■ Vorliegender Artikel ■
○ ○ ○

Text: Christof Mackinger

«MiraMondo» klingt wie der Weitblick von einem grasbewachsenen Hügel, vermittelt das Gefühl eines frischen Lüftchens auf der Haut, des sanften Dufts einer blühenden Wiese. Tatsächlich ist MiraMondo ein Unternehmen aus Niederösterreich, das die Stadt Wien mit Sitzmöbeln versorgt. So etwa mit einer Sitzgelegenheit namens «Il Posto». Mit lieblich südländisch-benannten Artikeln wird potentiellen Kund_innen das Gefühl von Freiheit, Urbanität und Weltoffenheit vermittelt. Marketing eben.

Bäume statt Autos.

Marketing ist aber auch fast alles, was die Politik an Medien rausspielt. So auch die Meldung der Stadt Wien vom Mai 2019, dass ab sofort acht Millionen Euro zur Verfügung stünden, um die Stadt grüner und kühler zu gestalten. Marketing bedeutet nicht unbedingt, dass da was Schlechtes dran sein muss. Bäume sind fast immer gut, und die Begrünung der Stadt ist es sowieso.
So passiert in der Palffygasse im 17. Bezirk, einer Seitengasse der Hernalser Hauptstraße, die mit ihrem Betonwüstencharme wohl nur die wenigsten Herzen gewinnen kann. Genau dort hat die Bezirksverwaltung Hernals erfreulicherweise ein paar Parkplätze eingestampft, um acht Bäume zu pflanzen. Der Vorsitzende der Bezirksentwicklungskommission, Peter Jagsch von der SPÖ, und sein Vorgänger haben sich ins Zeug gelegt. Marketing heißt hier vor allem Timing: Bis zur Wienwahl im Herbst 2020 wollte man sich mit seiner begrünten Stadtpolitik auch in die Köpfe der Wähler_innen einpflanzen. Zwar sprießen die Bäume in der Umgebung von Beton und Autos noch nicht so richtig, aber es bleibt zu hoffen, dass das noch wird.

Il Klotzo.

○ ○ ○

■ Daten ■
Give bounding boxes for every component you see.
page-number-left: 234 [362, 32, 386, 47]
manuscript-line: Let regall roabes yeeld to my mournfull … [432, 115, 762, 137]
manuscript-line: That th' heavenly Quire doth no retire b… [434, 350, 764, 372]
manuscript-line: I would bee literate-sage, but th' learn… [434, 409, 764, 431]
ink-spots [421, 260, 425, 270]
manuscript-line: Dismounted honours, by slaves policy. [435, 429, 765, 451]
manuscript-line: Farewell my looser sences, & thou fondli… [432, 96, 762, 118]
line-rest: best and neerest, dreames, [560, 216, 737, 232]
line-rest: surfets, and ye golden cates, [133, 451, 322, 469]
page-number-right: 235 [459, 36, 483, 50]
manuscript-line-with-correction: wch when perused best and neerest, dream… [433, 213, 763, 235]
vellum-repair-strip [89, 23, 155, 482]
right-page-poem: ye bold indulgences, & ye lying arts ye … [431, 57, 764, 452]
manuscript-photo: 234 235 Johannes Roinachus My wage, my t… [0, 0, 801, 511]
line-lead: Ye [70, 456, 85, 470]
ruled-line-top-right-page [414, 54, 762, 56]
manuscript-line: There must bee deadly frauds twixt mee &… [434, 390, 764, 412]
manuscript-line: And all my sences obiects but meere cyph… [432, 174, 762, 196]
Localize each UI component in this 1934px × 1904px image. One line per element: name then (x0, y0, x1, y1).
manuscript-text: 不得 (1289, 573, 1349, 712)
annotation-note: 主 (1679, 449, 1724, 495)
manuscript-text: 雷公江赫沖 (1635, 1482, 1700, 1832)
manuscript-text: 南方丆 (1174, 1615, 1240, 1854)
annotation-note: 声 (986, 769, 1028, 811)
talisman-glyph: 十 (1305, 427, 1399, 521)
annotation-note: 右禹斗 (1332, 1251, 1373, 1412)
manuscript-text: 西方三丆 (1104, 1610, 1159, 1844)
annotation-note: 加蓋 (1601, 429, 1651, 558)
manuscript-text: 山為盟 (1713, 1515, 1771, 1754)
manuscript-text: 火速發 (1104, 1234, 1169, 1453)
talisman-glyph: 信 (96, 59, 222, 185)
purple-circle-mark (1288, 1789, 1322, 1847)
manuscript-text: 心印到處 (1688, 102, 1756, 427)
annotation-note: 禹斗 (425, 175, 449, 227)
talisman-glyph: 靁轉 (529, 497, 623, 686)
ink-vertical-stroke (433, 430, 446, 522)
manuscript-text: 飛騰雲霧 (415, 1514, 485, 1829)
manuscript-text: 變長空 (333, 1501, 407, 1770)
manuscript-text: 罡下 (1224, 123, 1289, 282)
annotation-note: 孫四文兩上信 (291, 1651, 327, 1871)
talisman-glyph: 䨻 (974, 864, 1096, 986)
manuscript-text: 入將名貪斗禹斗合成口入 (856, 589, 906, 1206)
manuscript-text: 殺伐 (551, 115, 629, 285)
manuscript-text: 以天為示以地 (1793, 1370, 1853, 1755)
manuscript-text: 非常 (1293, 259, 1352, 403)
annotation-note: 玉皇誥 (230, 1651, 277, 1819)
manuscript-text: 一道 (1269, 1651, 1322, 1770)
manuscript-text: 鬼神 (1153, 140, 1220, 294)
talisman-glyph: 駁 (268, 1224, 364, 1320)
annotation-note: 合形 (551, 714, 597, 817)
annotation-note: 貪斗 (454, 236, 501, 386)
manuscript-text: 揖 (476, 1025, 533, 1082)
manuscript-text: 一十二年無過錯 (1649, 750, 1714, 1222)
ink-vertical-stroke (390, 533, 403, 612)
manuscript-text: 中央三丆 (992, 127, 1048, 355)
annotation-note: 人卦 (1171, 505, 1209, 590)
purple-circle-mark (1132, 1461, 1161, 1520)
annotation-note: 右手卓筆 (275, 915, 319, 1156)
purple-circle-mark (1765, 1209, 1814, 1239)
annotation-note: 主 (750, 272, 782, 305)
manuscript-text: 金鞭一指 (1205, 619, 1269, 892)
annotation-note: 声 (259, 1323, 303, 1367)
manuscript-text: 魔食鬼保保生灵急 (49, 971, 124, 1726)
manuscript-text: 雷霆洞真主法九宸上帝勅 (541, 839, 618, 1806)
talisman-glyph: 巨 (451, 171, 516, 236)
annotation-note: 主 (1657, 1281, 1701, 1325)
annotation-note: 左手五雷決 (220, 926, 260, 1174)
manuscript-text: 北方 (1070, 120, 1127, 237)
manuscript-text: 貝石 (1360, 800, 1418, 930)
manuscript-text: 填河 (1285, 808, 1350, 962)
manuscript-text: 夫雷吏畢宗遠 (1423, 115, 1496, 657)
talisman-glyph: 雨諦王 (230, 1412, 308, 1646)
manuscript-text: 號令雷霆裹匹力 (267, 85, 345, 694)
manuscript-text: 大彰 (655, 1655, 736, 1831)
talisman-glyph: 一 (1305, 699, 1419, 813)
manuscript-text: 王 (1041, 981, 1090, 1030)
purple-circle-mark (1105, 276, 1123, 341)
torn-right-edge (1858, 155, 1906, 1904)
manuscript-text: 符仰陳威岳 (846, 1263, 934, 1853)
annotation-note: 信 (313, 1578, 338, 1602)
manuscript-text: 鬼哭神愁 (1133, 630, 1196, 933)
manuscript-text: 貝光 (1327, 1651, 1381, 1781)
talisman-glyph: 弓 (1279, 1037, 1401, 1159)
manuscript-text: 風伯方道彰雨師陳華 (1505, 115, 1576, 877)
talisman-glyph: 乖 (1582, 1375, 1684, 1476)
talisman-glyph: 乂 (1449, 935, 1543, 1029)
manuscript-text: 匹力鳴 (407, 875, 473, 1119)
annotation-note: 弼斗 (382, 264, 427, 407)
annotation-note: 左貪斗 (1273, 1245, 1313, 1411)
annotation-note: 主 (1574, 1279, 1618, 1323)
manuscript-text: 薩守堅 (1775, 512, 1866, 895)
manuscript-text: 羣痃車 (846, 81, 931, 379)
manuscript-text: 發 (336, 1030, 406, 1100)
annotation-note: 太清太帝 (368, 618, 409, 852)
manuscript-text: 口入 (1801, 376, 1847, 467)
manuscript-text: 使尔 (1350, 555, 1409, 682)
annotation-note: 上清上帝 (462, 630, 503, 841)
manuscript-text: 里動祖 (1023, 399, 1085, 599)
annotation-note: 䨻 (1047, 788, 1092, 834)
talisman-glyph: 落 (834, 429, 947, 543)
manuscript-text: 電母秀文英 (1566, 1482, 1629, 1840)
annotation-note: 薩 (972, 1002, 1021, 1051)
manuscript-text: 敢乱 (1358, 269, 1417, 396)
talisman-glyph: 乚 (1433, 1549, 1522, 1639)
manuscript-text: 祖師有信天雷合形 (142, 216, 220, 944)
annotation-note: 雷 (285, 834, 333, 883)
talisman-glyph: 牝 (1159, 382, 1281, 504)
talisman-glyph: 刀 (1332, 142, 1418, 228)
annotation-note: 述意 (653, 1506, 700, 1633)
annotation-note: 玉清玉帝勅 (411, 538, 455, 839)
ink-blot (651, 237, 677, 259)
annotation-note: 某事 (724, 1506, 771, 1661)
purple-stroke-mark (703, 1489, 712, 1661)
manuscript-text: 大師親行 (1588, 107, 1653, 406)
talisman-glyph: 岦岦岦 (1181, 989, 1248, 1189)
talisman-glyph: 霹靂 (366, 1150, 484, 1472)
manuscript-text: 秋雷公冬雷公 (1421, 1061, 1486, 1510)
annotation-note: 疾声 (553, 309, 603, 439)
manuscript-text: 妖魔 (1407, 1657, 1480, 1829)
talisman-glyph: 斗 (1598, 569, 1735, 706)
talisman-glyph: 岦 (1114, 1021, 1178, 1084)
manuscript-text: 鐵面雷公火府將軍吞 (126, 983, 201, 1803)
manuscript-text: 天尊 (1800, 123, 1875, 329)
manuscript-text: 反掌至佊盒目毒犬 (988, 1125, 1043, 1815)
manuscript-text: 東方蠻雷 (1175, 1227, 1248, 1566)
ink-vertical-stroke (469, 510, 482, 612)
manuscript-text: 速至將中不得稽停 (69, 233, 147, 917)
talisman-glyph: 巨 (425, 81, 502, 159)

○ ○ ○

■ Aufgabe 1 ■
Gib aus dem Artikel über Wiener Stadtbegrünung den Abschnitt wörtlich wieder, der mit den Worten „Text: Christof Mackinger“ beginnt und mit „vermittelt. Marketing eben.“ schließt.
■ Aufgabe 2 ■
Nenne jeden geografischen Eigennamen (Bundesland, Stadt, Bezirk, Straße), der im Artikel über Wiener Stadtbegrünung als eigenständiges Wort vorkommt, je einmal.
■ Aufgabe 3 ■
Führe den Artikel über Wiener Stadtbegrünung im Anschluss an seinen letzten Satz weiter.
Die Einträge sind eigenständiges Material und gehören nicht zum Artikel.

■ Antwortfeld 1 ■
Text: Christof Mackinger

«MiraMondo» klingt wie der Weitblick von einem grasbewachsenen Hügel, vermittelt das Gefühl eines frischen Lüftchens auf der Haut, des sanften Dufts einer blühenden Wiese. Tatsächlich ist MiraMondo ein Unternehmen aus Niederösterreich, das die Stadt Wien mit Sitzmöbeln versorgt. So etwa mit einer Sitzgelegenheit namens «Il Posto». Mit lieblich südländisch-benannten Artikeln wird potentiellen Kund_innen das Gefühl von Freiheit, Urbanität und Weltoffenheit vermittelt. Marketing eben.

■ Antwortfeld 2 ■
Niederösterreich, Wien, Palffygasse, Hernalser Hauptstraße, Hernals

■ Antwortfeld 3 ■
Ein bisschen weniger grün kommen die dazugehörigen Sitzgelegenheiten daher. In zweifacher Ausführung wurde «Il Posto» in der Gasse aufgestellt, ja, man könnte fast sagen: hingeklotzt. Die Sitzgelegenheit aus dem Schotter-Bundesland Niederösterreich triumphiert eindeutig mit ihrer Robustheit. Keine Street Artists und keine Horde Vandal_innen können dem massiven Betonblock was anhaben. Vermutlich nicht mal ein extrem unpräzise gelenktes Auto beim Einparken. «Il Posto» ist nämlich ein 110 x 50 x 45 Zentimeter großer Betonblock mit einer darauf installierten Sitzfläche mit Rückenlehne aus Laminat und Stahl. Quasi unkaputtbar. Nicht ungemütlich zu sitzen, aber irgendwie absurd in seiner Erscheinung, dieser Klumpen aus Beton. Dazu kommt: Die Armlehnen täuschen Gemütlichkeit vor, sind in Wirklichkeit aber Barrieren gegen das Liegen. Nicht nur horizontales Chillen, sondern auch gemeinsames Zamrücken wird damit verunmöglicht. Letzteres müsste man aber, denn der Einzelsitz Il Posto steht ganz alleine da. Kein Gegenüber zum Tratschen, ja, nicht einmal der Aussicht wegen will man sich da hinsetzen. Es sei denn, man ist außerordentlich an parkenden Autos interessiert. Denn das ist das Einzige, was man von «Il Posto» aus sehen kann. «Mira Mondo» eher nicht.

Betonfreundschaft.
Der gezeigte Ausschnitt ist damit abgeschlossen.